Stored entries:
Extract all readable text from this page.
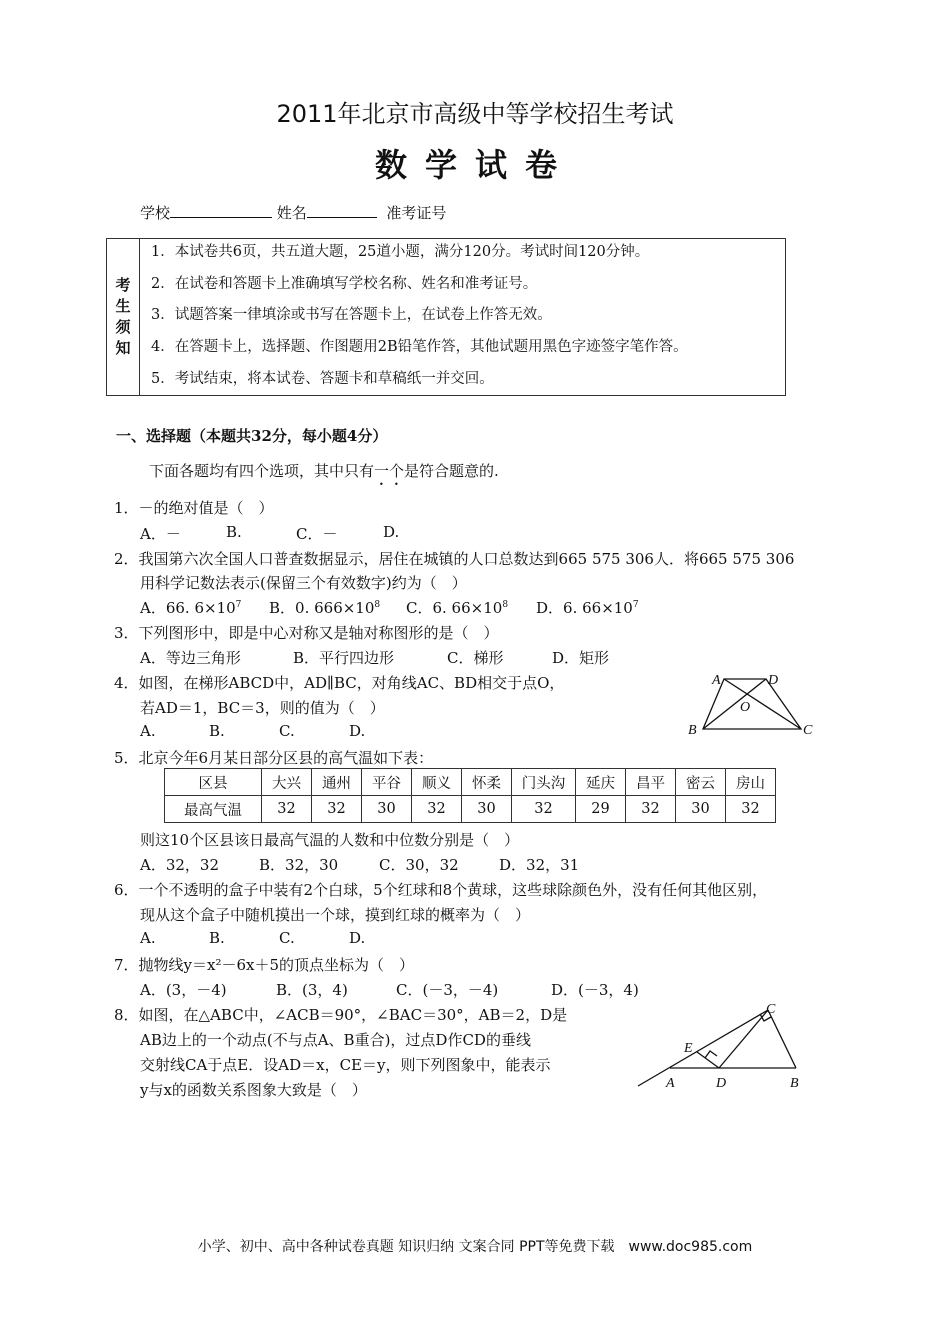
2011年北京市高级中等学校招生考试
数学试卷
学校	姓名	准考证号
考
生
须
知
1．本试卷共6页，共五道大题，25道小题，满分120分。考试时间120分钟。
2．在试卷和答题卡上准确填写学校名称、姓名和准考证号。
3．试题答案一律填涂或书写在答题卡上，在试卷上作答无效。
4．在答题卡上，选择题、作图题用2B铅笔作答，其他试题用黑色字迹签字笔作答。
5．考试结束，将本试卷、答题卡和草稿纸一并交回。
一、选择题（本题共32分，每小题4分）
下面各题均有四个选项，其中只有一个是符合题意的.
1．－的绝对值是（　）
A．－	B.	C．－	D.
2．我国第六次全国人口普查数据显示，居住在城镇的人口总数达到665 575 306人．将665 575 306
用科学记数法表示(保留三个有效数字)约为（　）
A．66. $6\times 10^7$ B．0. $666\times 10^8$ C．6. $66\times 10^8$ D．6. $66\times 10^7$
3．下列图形中，即是中心对称又是轴对称图形的是（　）
A．等边三角形	B．平行四边形	C．梯形	D．矩形
4．如图，在梯形ABCD中，AD∥BC，对角线AC、BD相交于点O，
若AD＝1，BC＝3，则的值为（　）
A.	B.	C.	D.
A	D
O
B	C
5．北京今年6月某日部分区县的高气温如下表：
区县	大兴	通州	平谷	顺义	怀柔	门头沟	延庆	昌平	密云	房山
最高气温	32	32	30	32	30	32	29	32	30	32
则这10个区县该日最高气温的人数和中位数分别是（　）
A．32，32	B．32，30	C．30，32	D．32，31
6．一个不透明的盒子中装有2个白球，5个红球和8个黄球，这些球除颜色外，没有任何其他区别，
现从这个盒子中随机摸出一个球，摸到红球的概率为（　）
A.	B.	C.	D.
7．抛物线y＝x²－6x＋5的顶点坐标为（　）
A．(3，－4)	B．(3，4)	C．(－3，－4)	D．(－3，4)
8．如图，在△ABC中，∠ACB＝90°，∠BAC＝30°，AB＝2，D是
AB边上的一个动点(不与点A、B重合)，过点D作CD的垂线
交射线CA于点E．设AD＝x，CE＝y，则下列图象中，能表示
y与x的函数关系图象大致是（　）
C
E
A	D	B
小学、初中、高中各种试卷真题 知识归纳 文案合同 PPT等免费下载　www.doc985.com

> _Objective_
Every record must be copied exactly, with images dropped from the result.

> _Right answer_
Extract all readable text from this page.
2011年北京市高级中等学校招生考试
数学试卷
学校	姓名	准考证号
考
生
须
知
1．本试卷共6页，共五道大题，25道小题，满分120分。考试时间120分钟。
2．在试卷和答题卡上准确填写学校名称、姓名和准考证号。
3．试题答案一律填涂或书写在答题卡上，在试卷上作答无效。
4．在答题卡上，选择题、作图题用2B铅笔作答，其他试题用黑色字迹签字笔作答。
5．考试结束，将本试卷、答题卡和草稿纸一并交回。
一、选择题（本题共32分，每小题4分）
下面各题均有四个选项，其中只有一个是符合题意的.
1．－的绝对值是（　）
A．－	B.	C．－	D.
2．我国第六次全国人口普查数据显示，居住在城镇的人口总数达到665 575 306人．将665 575 306
用科学记数法表示(保留三个有效数字)约为（　）
A．66. $6\times 10^7$ B．0. $666\times 10^8$ C．6. $66\times 10^8$ D．6. $66\times 10^7$
3．下列图形中，即是中心对称又是轴对称图形的是（　）
A．等边三角形	B．平行四边形	C．梯形	D．矩形
4．如图，在梯形ABCD中，AD∥BC，对角线AC、BD相交于点O，
若AD＝1，BC＝3，则的值为（　）
A.	B.	C.	D.
A	D
O
B	C
5．北京今年6月某日部分区县的高气温如下表：
区县	大兴	通州	平谷	顺义	怀柔	门头沟	延庆	昌平	密云	房山
最高气温	32	32	30	32	30	32	29	32	30	32
则这10个区县该日最高气温的人数和中位数分别是（　）
A．32，32	B．32，30	C．30，32	D．32，31
6．一个不透明的盒子中装有2个白球，5个红球和8个黄球，这些球除颜色外，没有任何其他区别，
现从这个盒子中随机摸出一个球，摸到红球的概率为（　）
A.	B.	C.	D.
7．抛物线y＝x²－6x＋5的顶点坐标为（　）
A．(3，－4)	B．(3，4)	C．(－3，－4)	D．(－3，4)
8．如图，在△ABC中，∠ACB＝90°，∠BAC＝30°，AB＝2，D是
AB边上的一个动点(不与点A、B重合)，过点D作CD的垂线
交射线CA于点E．设AD＝x，CE＝y，则下列图象中，能表示
y与x的函数关系图象大致是（　）
C
E
A	D	B
小学、初中、高中各种试卷真题 知识归纳 文案合同 PPT等免费下载　www.doc985.com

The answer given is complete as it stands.